__Page excerpt__:
-- Start --
How to set up GitHub PR previews in Coolify - How to set up GitHub PR previews in Coolify

Vercel built a culture where every pull request gets its own preview URL automatically and once you've worked that way it's hard to go back. Designers can poke at a feature before it merges. Reviewers can click through the actual UI changes instead of imagining them from a diff. QA can run their checklist on the real built artifact. The cost of opening a PR drops because there's a place to actually use the thing.

Coolify supports the same workflow, it's just slightly more setup than ticking a box. You wire up a GitHub App, set up wildcard DNS, enable preview deployments on the application and decide what the preview environment looks like (shared database with production, separate database, scoped env vars). Done right, every PR opened against your main branch spins up a fresh deploy at pr-NUMBER.preview.yourdomain.com with a comment from Coolify on the PR.

This guide walks through the full setup. Written against Coolify v4.0.0.

What you actually need to make this work

Three pieces. A GitHub App connected as a Source in Coolify (the default GitHub OAuth integration doesn't support previews, you specifically need the App). The Coolify GitHub setup guide walks through the App creation and permissions in detail. A wildcard DNS record pointing at your VPS so each PR gets its own subdomain. The Preview Deployments toggle enabled on your application with the wildcard pattern configured.

Plus some thinking about what each preview should look like, because "spin up a full copy of production for every PR" is rarely what you want once you do the math on database state and resource cost.

Step 1, set up the GitHub App as a Source

If you've already connected a GitHub App as a Coolify Source for your application, skip ahead. If you've been using a personal access token, you need to switch, PATs don't get the webhook events that drive PR previews.

From the Coolify dashboard click Sources in the left sidebar, then Add, then pick GitHub App. Coolify walks you through creating a new GitHub App on your GitHub account or organization. Name it something descriptive (coolify-prod-previews), Coolify pre-fills the permissions and webhook URL.
-- End --
__Given data__:
-- Start --
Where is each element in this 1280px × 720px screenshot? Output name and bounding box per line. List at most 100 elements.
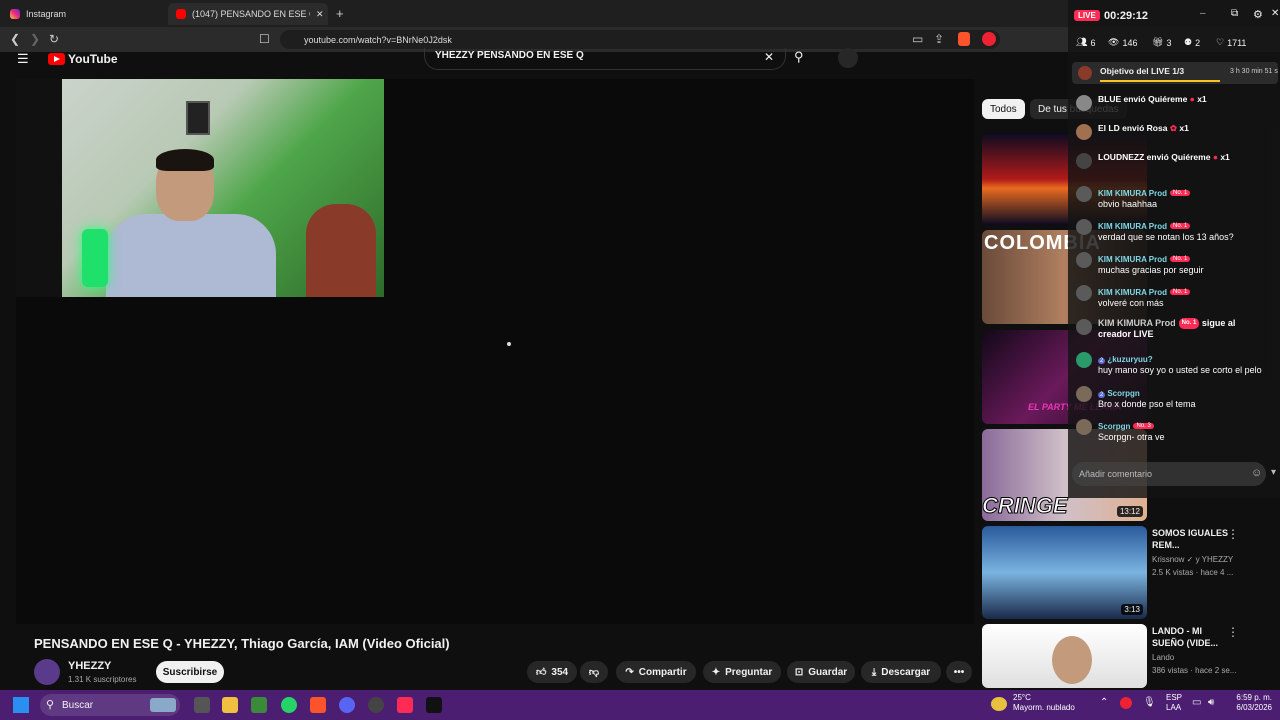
-- End --
__What is required__:
Decide whether each statement agrees with the Coolify PR previews guide above, answering yes or no and quoting the deciding words. 1. Coolify's default GitHub OAuth integration supports preview deployments. 2. The guide was written against Coolify v4.0.0. 3. Personal access tokens receive the webhook events that drive PR previews.

__Answer to this exercise__:
1. No: "the default GitHub OAuth integration doesn't support previews, you specifically need the App"
2. Yes: "Written against Coolify v4.0.0."
3. No: "PATs don't get the webhook events that drive PR previews"